Task description:
Without the pictures, copy the entries below word for word.
# START OF Given data
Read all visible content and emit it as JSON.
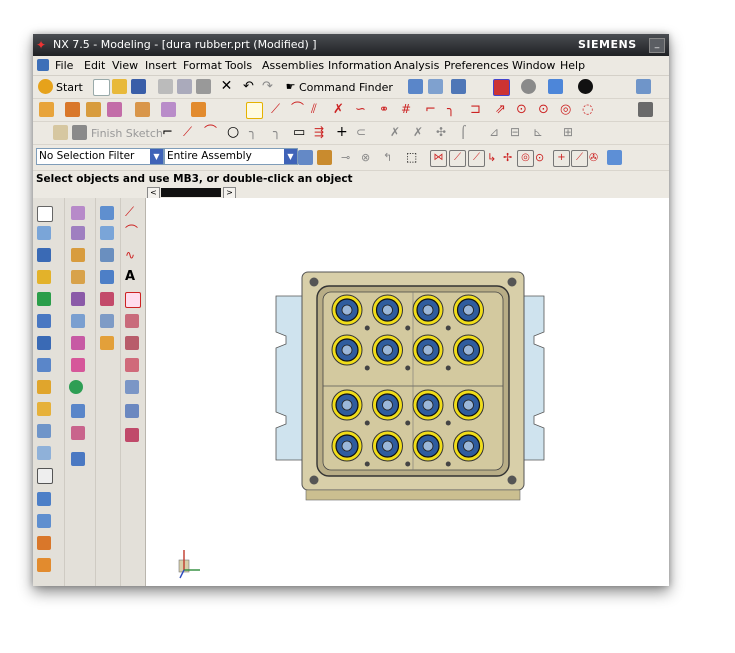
{
  "window": {
    "title": "NX 7.5 - Modeling - [dura rubber.prt (Modified) ]",
    "brand": "SIEMENS",
    "minimize_glyph": "_"
  },
  "menu": [
    "File",
    "Edit",
    "View",
    "Insert",
    "Format",
    "Tools",
    "Assemblies",
    "Information",
    "Analysis",
    "Preferences",
    "Window",
    "Help"
  ],
  "toolbar1": {
    "start_label": "Start",
    "command_finder_label": "Command Finder"
  },
  "toolbar3": {
    "finish_sketch_label": "Finish Sketch"
  },
  "selection_bar": {
    "filter_value": "No Selection Filter",
    "scope_value": "Entire Assembly"
  },
  "status": {
    "prompt": "Select objects and use MB3, or double-click an object"
  },
  "tabs": {
    "prev_glyph": "<",
    "next_glyph": ">"
  },
  "palette_text_glyph": "A",
  "colors": {
    "titlebar": "#2c2e31",
    "toolbar_bg": "#ece9e2",
    "viewport_bg": "#ffffff",
    "mold_plate": "#d8cfa9",
    "cavity_ring": "#f0dd1a",
    "cavity_core": "#2f5c9e",
    "side_plate": "#cfe3ee"
  },
  "model": {
    "rows": 4,
    "cols": 4
  }
}
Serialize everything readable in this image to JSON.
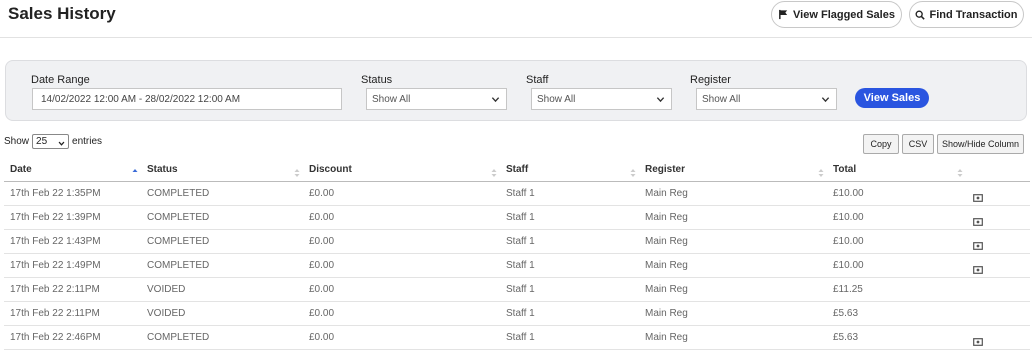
{
  "header": {
    "title": "Sales History",
    "flagged_label": "View Flagged Sales",
    "find_label": "Find Transaction"
  },
  "filters": {
    "date_range_label": "Date Range",
    "date_range_value": "14/02/2022 12:00 AM - 28/02/2022 12:00 AM",
    "status_label": "Status",
    "status_value": "Show All",
    "staff_label": "Staff",
    "staff_value": "Show All",
    "register_label": "Register",
    "register_value": "Show All",
    "view_sales_label": "View Sales"
  },
  "table_controls": {
    "show_label": "Show",
    "entries_value": "25",
    "entries_label": "entries",
    "copy_label": "Copy",
    "csv_label": "CSV",
    "show_hide_label": "Show/Hide Column"
  },
  "table": {
    "columns": [
      "Date",
      "Status",
      "Discount",
      "Staff",
      "Register",
      "Total"
    ],
    "rows": [
      {
        "date": "17th Feb 22 1:35PM",
        "status": "COMPLETED",
        "discount": "£0.00",
        "staff": "Staff 1",
        "register": "Main Reg",
        "total": "£10.00",
        "receipt": true
      },
      {
        "date": "17th Feb 22 1:39PM",
        "status": "COMPLETED",
        "discount": "£0.00",
        "staff": "Staff 1",
        "register": "Main Reg",
        "total": "£10.00",
        "receipt": true
      },
      {
        "date": "17th Feb 22 1:43PM",
        "status": "COMPLETED",
        "discount": "£0.00",
        "staff": "Staff 1",
        "register": "Main Reg",
        "total": "£10.00",
        "receipt": true
      },
      {
        "date": "17th Feb 22 1:49PM",
        "status": "COMPLETED",
        "discount": "£0.00",
        "staff": "Staff 1",
        "register": "Main Reg",
        "total": "£10.00",
        "receipt": true
      },
      {
        "date": "17th Feb 22 2:11PM",
        "status": "VOIDED",
        "discount": "£0.00",
        "staff": "Staff 1",
        "register": "Main Reg",
        "total": "£11.25",
        "receipt": false
      },
      {
        "date": "17th Feb 22 2:11PM",
        "status": "VOIDED",
        "discount": "£0.00",
        "staff": "Staff 1",
        "register": "Main Reg",
        "total": "£5.63",
        "receipt": false
      },
      {
        "date": "17th Feb 22 2:46PM",
        "status": "COMPLETED",
        "discount": "£0.00",
        "staff": "Staff 1",
        "register": "Main Reg",
        "total": "£5.63",
        "receipt": true
      }
    ]
  },
  "icons": {
    "flag": "flag-icon",
    "search": "search-icon",
    "chevron": "chevron-down-icon",
    "sort_asc": "sort-ascending-icon",
    "sort_both": "sort-icon",
    "receipt": "receipt-icon"
  },
  "colors": {
    "accent": "#2a55e0",
    "panel_bg": "#f0f1f3",
    "text_muted": "#666666"
  }
}
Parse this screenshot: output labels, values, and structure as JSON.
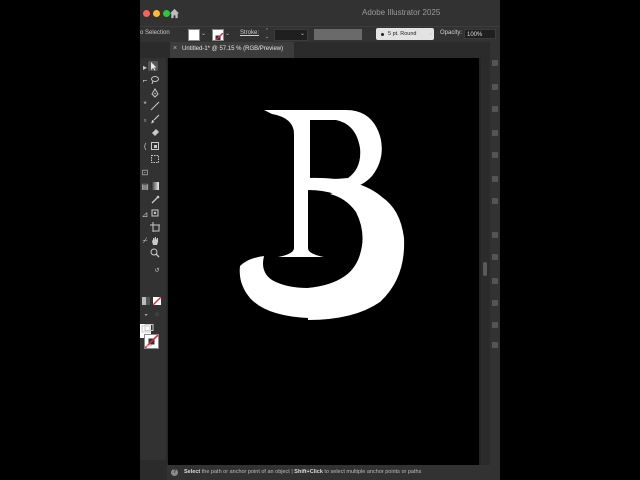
{
  "window": {
    "title": "Adobe Illustrator 2025",
    "traffic_lights": [
      "#ff5f57",
      "#febc2e",
      "#28c840"
    ]
  },
  "control_bar": {
    "selection_label": "o Selection",
    "fill_color": "#ffffff",
    "stroke_label": "Stroke:",
    "stroke_weight": "",
    "brush_label": "5 pt. Round",
    "opacity_label": "Opacity:",
    "opacity_value": "100%"
  },
  "document_tab": {
    "close_glyph": "×",
    "label": "Untitled-1* @ 57.15 % (RGB/Preview)"
  },
  "toolbar": {
    "tools": [
      "selection-tool",
      "direct-selection-tool",
      "pen-tool",
      "line-tool",
      "paintbrush-tool",
      "eraser-tool",
      "rotate-tool",
      "scale-tool",
      "free-transform-tool",
      "gradient-tool",
      "eyedropper-tool",
      "symbol-sprayer-tool",
      "artboard-tool",
      "hand-tool",
      "zoom-tool"
    ],
    "fill_color": "#ffffff",
    "stroke_color": "none",
    "more_tools_glyph": "•••"
  },
  "artboard": {
    "background": "#000000",
    "artwork": {
      "letter": "B",
      "color": "#ffffff"
    }
  },
  "status_bar": {
    "help_glyph": "?",
    "text_1a": "Select",
    "text_1b": " the path or anchor point of an object  |  ",
    "text_2a": "Shift+Click",
    "text_2b": " to select multiple anchor points or paths"
  }
}
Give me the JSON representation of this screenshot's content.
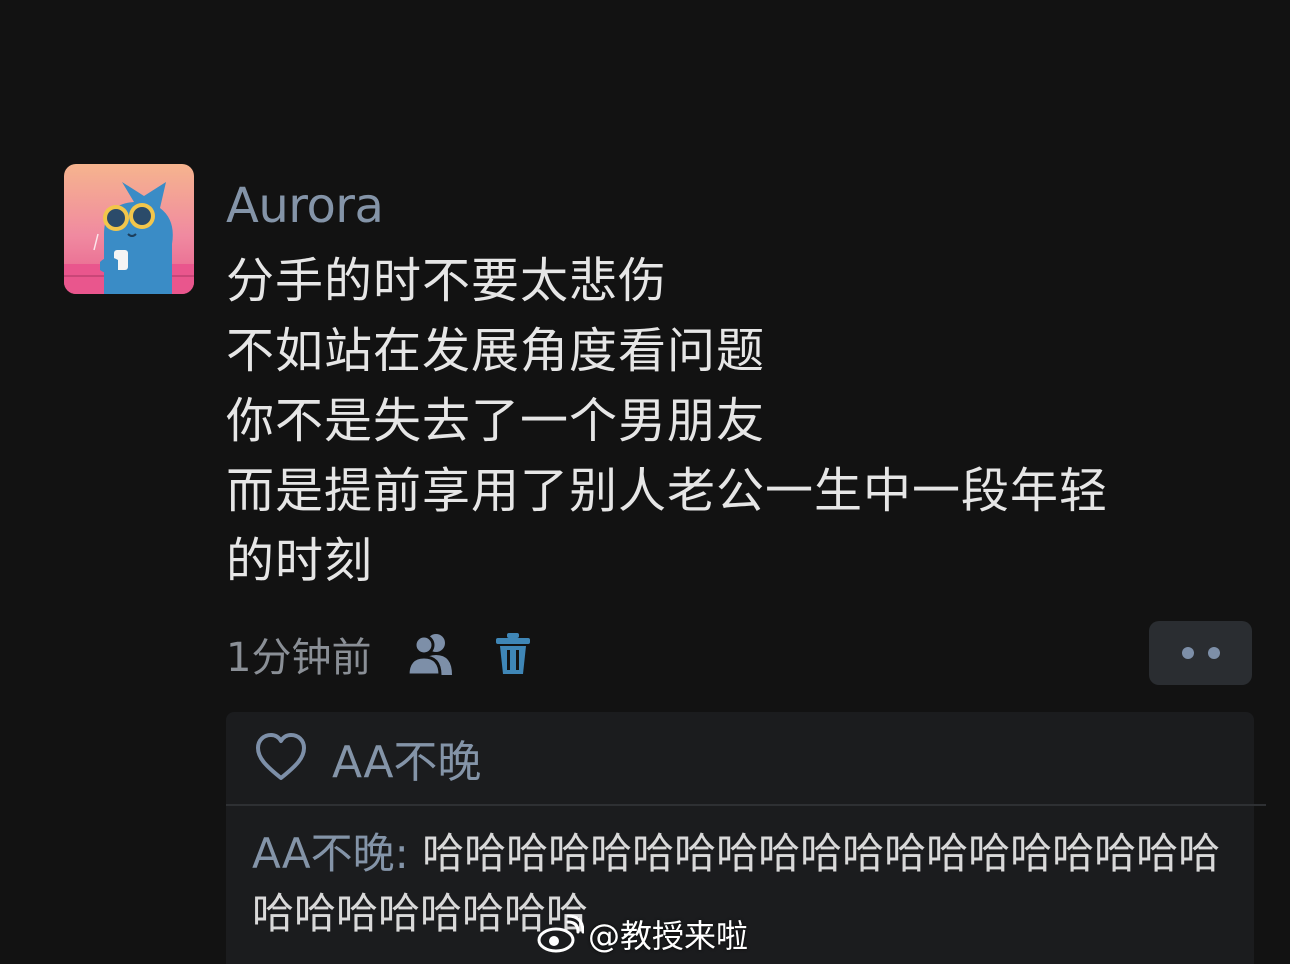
{
  "post": {
    "username": "Aurora",
    "message_lines": [
      "分手的时不要太悲伤",
      "不如站在发展角度看问题",
      "你不是失去了一个男朋友",
      "而是提前享用了别人老公一生中一段年轻",
      "的时刻"
    ],
    "timestamp": "1分钟前",
    "icons": {
      "avatar": "cat-with-sunglasses-avatar",
      "visibility": "users-icon",
      "delete": "trash-icon",
      "more": "more-dots-icon",
      "like": "heart-icon",
      "watermark_logo": "weibo-logo"
    }
  },
  "reactions": {
    "likers": "AA不晚"
  },
  "comments": [
    {
      "author": "AA不晚:",
      "text": "哈哈哈哈哈哈哈哈哈哈哈哈哈哈哈哈哈哈哈哈哈哈哈哈哈哈哈"
    }
  ],
  "watermark": {
    "text": "@教授来啦"
  },
  "colors": {
    "background": "#121212",
    "username": "#8494a8",
    "message": "#e6e6e6",
    "meta": "#8a8f96",
    "panel": "#1b1c1e",
    "accent_blue": "#3f86b6"
  }
}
# END OF Given data
Answer:
Read all visible content and emit it as JSON.
{
  "window": {
    "title": "NX 7.5 - Modeling - [dura rubber.prt (Modified) ]",
    "brand": "SIEMENS",
    "minimize_glyph": "_"
  },
  "menu": [
    "File",
    "Edit",
    "View",
    "Insert",
    "Format",
    "Tools",
    "Assemblies",
    "Information",
    "Analysis",
    "Preferences",
    "Window",
    "Help"
  ],
  "toolbar1": {
    "start_label": "Start",
    "command_finder_label": "Command Finder"
  },
  "toolbar3": {
    "finish_sketch_label": "Finish Sketch"
  },
  "selection_bar": {
    "filter_value": "No Selection Filter",
    "scope_value": "Entire Assembly"
  },
  "status": {
    "prompt": "Select objects and use MB3, or double-click an object"
  },
  "tabs": {
    "prev_glyph": "<",
    "next_glyph": ">"
  },
  "palette_text_glyph": "A",
  "colors": {
    "titlebar": "#2c2e31",
    "toolbar_bg": "#ece9e2",
    "viewport_bg": "#ffffff",
    "mold_plate": "#d8cfa9",
    "cavity_ring": "#f0dd1a",
    "cavity_core": "#2f5c9e",
    "side_plate": "#cfe3ee"
  },
  "model": {
    "rows": 4,
    "cols": 4
  }
}
Serialize everything readable in this image to JSON.
{
  "header": {
    "title": "Sales History",
    "flagged_label": "View Flagged Sales",
    "find_label": "Find Transaction"
  },
  "filters": {
    "date_range_label": "Date Range",
    "date_range_value": "14/02/2022 12:00 AM - 28/02/2022 12:00 AM",
    "status_label": "Status",
    "status_value": "Show All",
    "staff_label": "Staff",
    "staff_value": "Show All",
    "register_label": "Register",
    "register_value": "Show All",
    "view_sales_label": "View Sales"
  },
  "table_controls": {
    "show_label": "Show",
    "entries_value": "25",
    "entries_label": "entries",
    "copy_label": "Copy",
    "csv_label": "CSV",
    "show_hide_label": "Show/Hide Column"
  },
  "table": {
    "columns": [
      "Date",
      "Status",
      "Discount",
      "Staff",
      "Register",
      "Total"
    ],
    "rows": [
      {
        "date": "17th Feb 22 1:35PM",
        "status": "COMPLETED",
        "discount": "£0.00",
        "staff": "Staff 1",
        "register": "Main Reg",
        "total": "£10.00",
        "receipt": true
      },
      {
        "date": "17th Feb 22 1:39PM",
        "status": "COMPLETED",
        "discount": "£0.00",
        "staff": "Staff 1",
        "register": "Main Reg",
        "total": "£10.00",
        "receipt": true
      },
      {
        "date": "17th Feb 22 1:43PM",
        "status": "COMPLETED",
        "discount": "£0.00",
        "staff": "Staff 1",
        "register": "Main Reg",
        "total": "£10.00",
        "receipt": true
      },
      {
        "date": "17th Feb 22 1:49PM",
        "status": "COMPLETED",
        "discount": "£0.00",
        "staff": "Staff 1",
        "register": "Main Reg",
        "total": "£10.00",
        "receipt": true
      },
      {
        "date": "17th Feb 22 2:11PM",
        "status": "VOIDED",
        "discount": "£0.00",
        "staff": "Staff 1",
        "register": "Main Reg",
        "total": "£11.25",
        "receipt": false
      },
      {
        "date": "17th Feb 22 2:11PM",
        "status": "VOIDED",
        "discount": "£0.00",
        "staff": "Staff 1",
        "register": "Main Reg",
        "total": "£5.63",
        "receipt": false
      },
      {
        "date": "17th Feb 22 2:46PM",
        "status": "COMPLETED",
        "discount": "£0.00",
        "staff": "Staff 1",
        "register": "Main Reg",
        "total": "£5.63",
        "receipt": true
      }
    ]
  },
  "icons": {
    "flag": "flag-icon",
    "search": "search-icon",
    "chevron": "chevron-down-icon",
    "sort_asc": "sort-ascending-icon",
    "sort_both": "sort-icon",
    "receipt": "receipt-icon"
  },
  "colors": {
    "accent": "#2a55e0",
    "panel_bg": "#f0f1f3",
    "text_muted": "#666666"
  }
}
Parse this screenshot: output labels, values, and structure as JSON.
{
  "window": {
    "title": "Adobe Illustrator 2025",
    "traffic_lights": [
      "#ff5f57",
      "#febc2e",
      "#28c840"
    ]
  },
  "control_bar": {
    "selection_label": "o Selection",
    "fill_color": "#ffffff",
    "stroke_label": "Stroke:",
    "stroke_weight": "",
    "brush_label": "5 pt. Round",
    "opacity_label": "Opacity:",
    "opacity_value": "100%"
  },
  "document_tab": {
    "close_glyph": "×",
    "label": "Untitled-1* @ 57.15 % (RGB/Preview)"
  },
  "toolbar": {
    "tools": [
      "selection-tool",
      "direct-selection-tool",
      "pen-tool",
      "line-tool",
      "paintbrush-tool",
      "eraser-tool",
      "rotate-tool",
      "scale-tool",
      "free-transform-tool",
      "gradient-tool",
      "eyedropper-tool",
      "symbol-sprayer-tool",
      "artboard-tool",
      "hand-tool",
      "zoom-tool"
    ],
    "fill_color": "#ffffff",
    "stroke_color": "none",
    "more_tools_glyph": "•••"
  },
  "artboard": {
    "background": "#000000",
    "artwork": {
      "letter": "B",
      "color": "#ffffff"
    }
  },
  "status_bar": {
    "help_glyph": "?",
    "text_1a": "Select",
    "text_1b": " the path or anchor point of an object  |  ",
    "text_2a": "Shift+Click",
    "text_2b": " to select multiple anchor points or paths"
  }
}
Give me the JSON representation of this screenshot's content.
{
  "post": {
    "username": "Aurora",
    "message_lines": [
      "分手的时不要太悲伤",
      "不如站在发展角度看问题",
      "你不是失去了一个男朋友",
      "而是提前享用了别人老公一生中一段年轻",
      "的时刻"
    ],
    "timestamp": "1分钟前",
    "icons": {
      "avatar": "cat-with-sunglasses-avatar",
      "visibility": "users-icon",
      "delete": "trash-icon",
      "more": "more-dots-icon",
      "like": "heart-icon",
      "watermark_logo": "weibo-logo"
    }
  },
  "reactions": {
    "likers": "AA不晚"
  },
  "comments": [
    {
      "author": "AA不晚:",
      "text": "哈哈哈哈哈哈哈哈哈哈哈哈哈哈哈哈哈哈哈哈哈哈哈哈哈哈哈"
    }
  ],
  "watermark": {
    "text": "@教授来啦"
  },
  "colors": {
    "background": "#121212",
    "username": "#8494a8",
    "message": "#e6e6e6",
    "meta": "#8a8f96",
    "panel": "#1b1c1e",
    "accent_blue": "#3f86b6"
  }
}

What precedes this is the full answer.